--- Begin ---
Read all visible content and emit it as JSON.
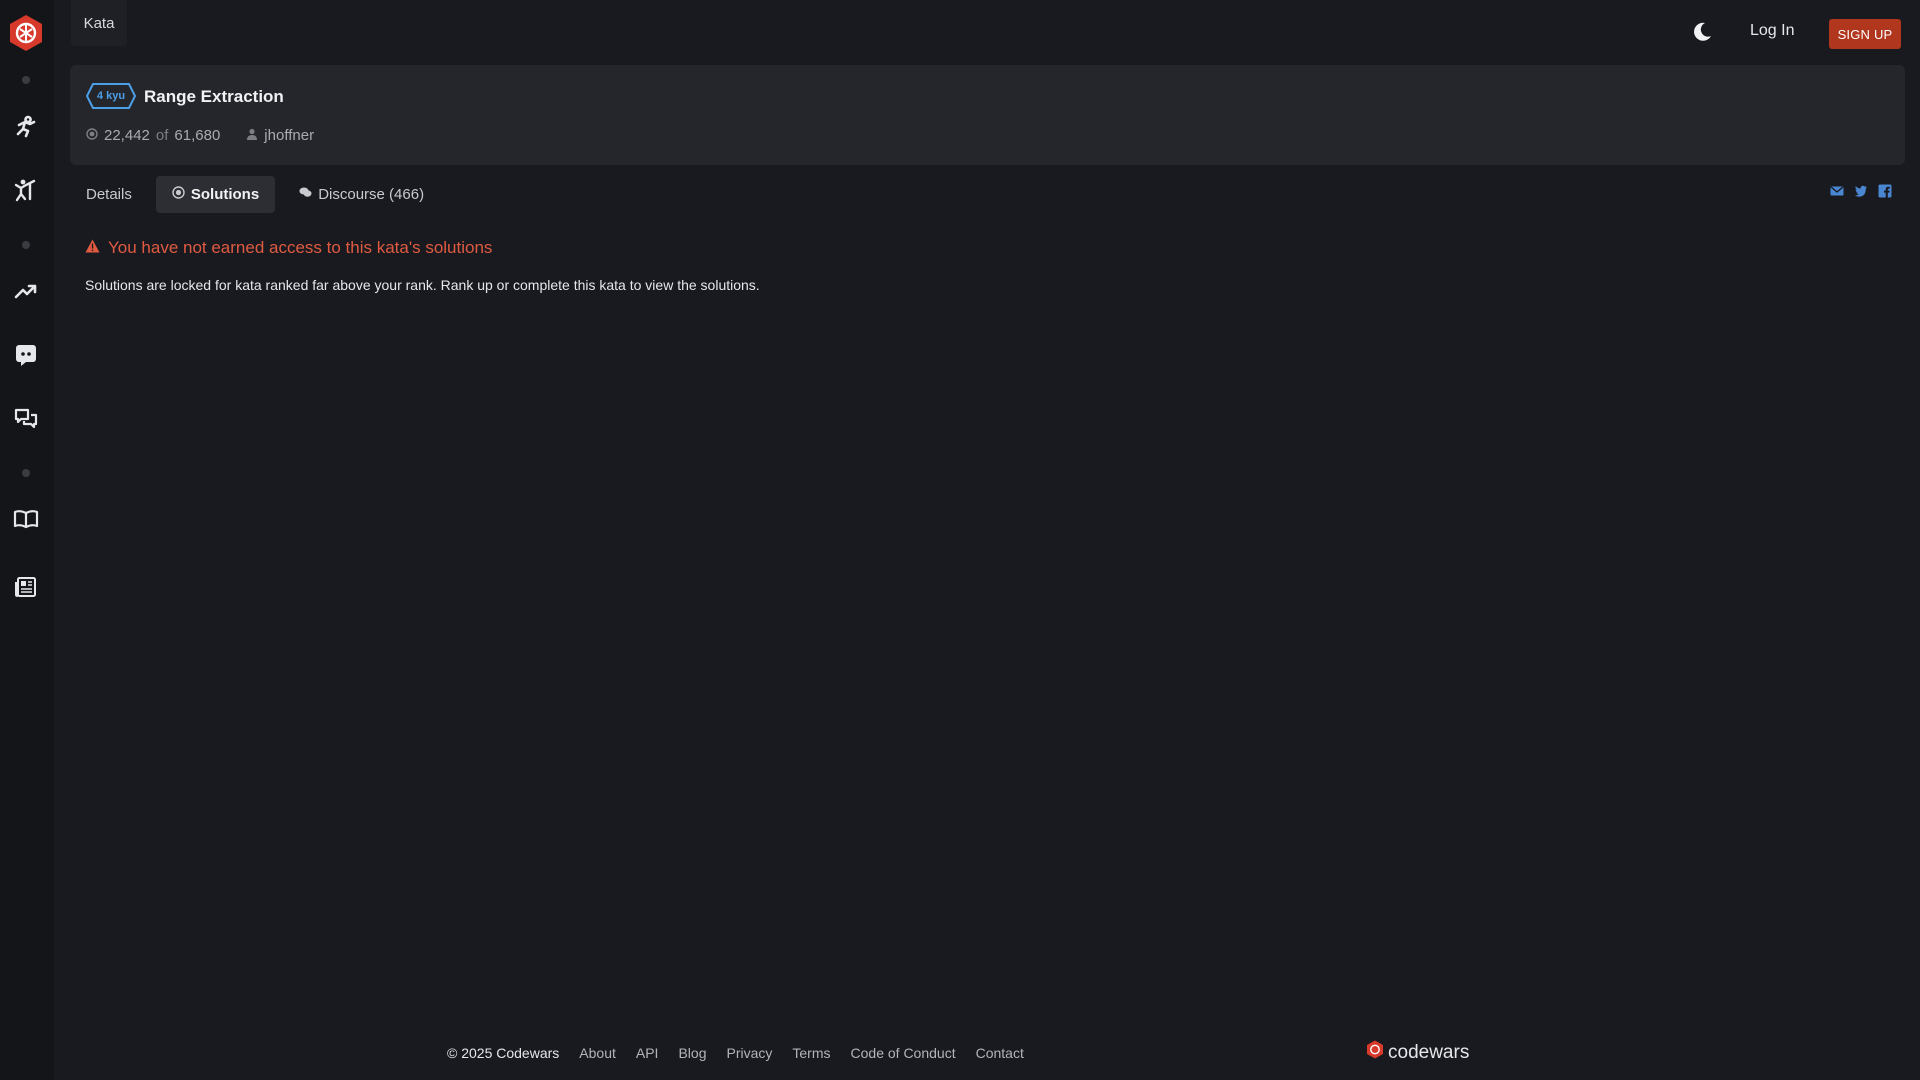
{
  "nav": {
    "kata_tab": "Kata",
    "login": "Log In",
    "signup": "SIGN UP"
  },
  "kata": {
    "rank": "4 kyu",
    "title": "Range Extraction",
    "completed": "22,442",
    "of": "of",
    "total": "61,680",
    "author": "jhoffner"
  },
  "tabs": [
    {
      "label": "Details"
    },
    {
      "label": "Solutions"
    },
    {
      "label": "Discourse (466)"
    }
  ],
  "alert": {
    "title": "You have not earned access to this kata's solutions",
    "body": "Solutions are locked for kata ranked far above your rank. Rank up or complete this kata to view the solutions."
  },
  "footer": {
    "copyright": "© 2025 Codewars",
    "links": [
      "About",
      "API",
      "Blog",
      "Privacy",
      "Terms",
      "Code of Conduct",
      "Contact"
    ],
    "logo_text": "codewars"
  },
  "colors": {
    "accent": "#b1361e",
    "rank_blue": "#4d9ee8",
    "alert_red": "#e05a42",
    "share_blue": "#4a86d1"
  },
  "icons": [
    "codewars-logo-icon",
    "training-icon",
    "practice-icon",
    "leaderboard-icon",
    "discord-icon",
    "discussions-icon",
    "docs-icon",
    "blog-icon",
    "moon-icon",
    "warning-icon",
    "email-icon",
    "twitter-icon",
    "facebook-icon"
  ]
}
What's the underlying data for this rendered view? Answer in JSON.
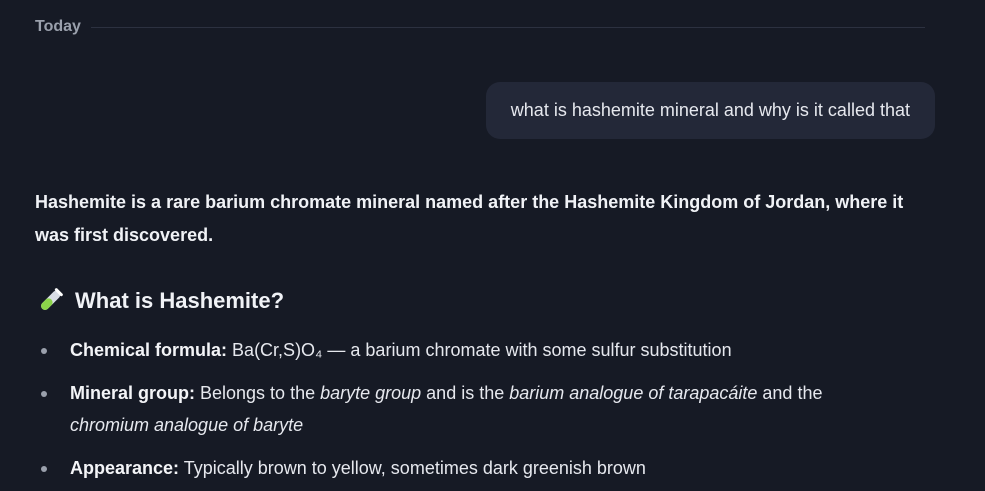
{
  "divider": {
    "label": "Today"
  },
  "user_message": "what is hashemite mineral and why is it called that",
  "answer": {
    "summary": "Hashemite is a rare barium chromate mineral named after the Hashemite Kingdom of Jordan, where it was first discovered.",
    "section_heading": "What is Hashemite?",
    "section_icon": "test-tube-icon",
    "bullets": [
      {
        "label": "Chemical formula:",
        "text": " Ba(Cr,S)O₄ — a barium chromate with some sulfur substitution"
      },
      {
        "label": "Mineral group:",
        "text_a": " Belongs to the ",
        "em_a": "baryte group",
        "text_b": " and is the ",
        "em_b": "barium analogue of tarapacáite",
        "text_c": " and the ",
        "em_c": "chromium analogue of baryte"
      },
      {
        "label": "Appearance:",
        "text": " Typically brown to yellow, sometimes dark greenish brown"
      }
    ]
  },
  "colors": {
    "background": "#161a25",
    "bubble": "#232838",
    "muted": "#9aa0ac"
  }
}
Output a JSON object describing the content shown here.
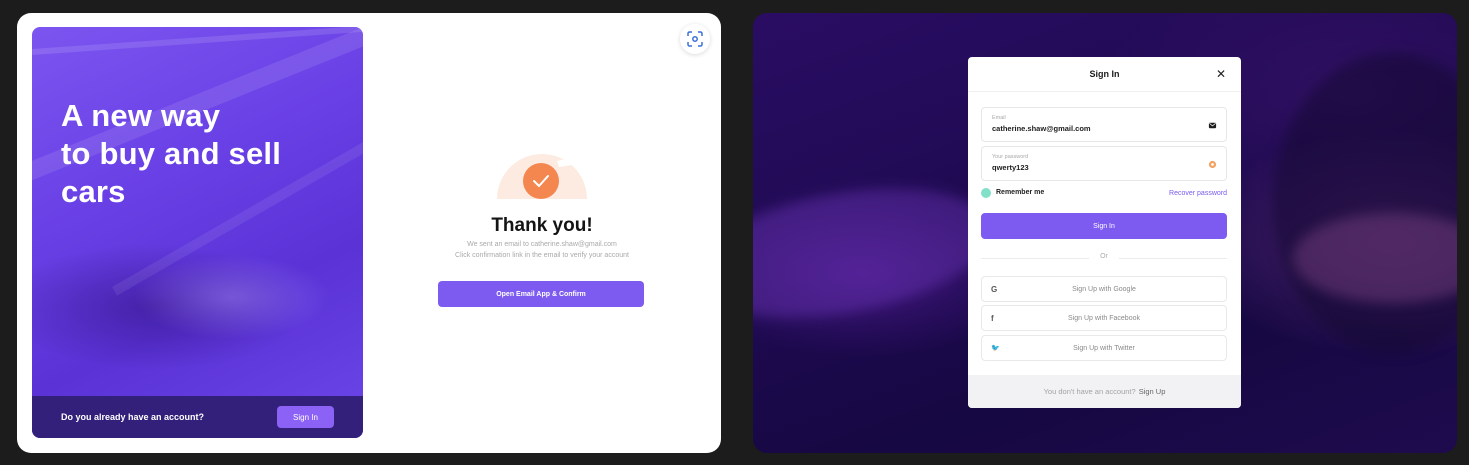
--- End ---
Pull out every line above that holds the word "label".

      "label": "Details"
      "label": "Solutions"
      "label": "Discourse (466)"
    "label": "Today"
        "label": "Chemical formula:",
        "label": "Mineral group:",
        "label": "Appearance:",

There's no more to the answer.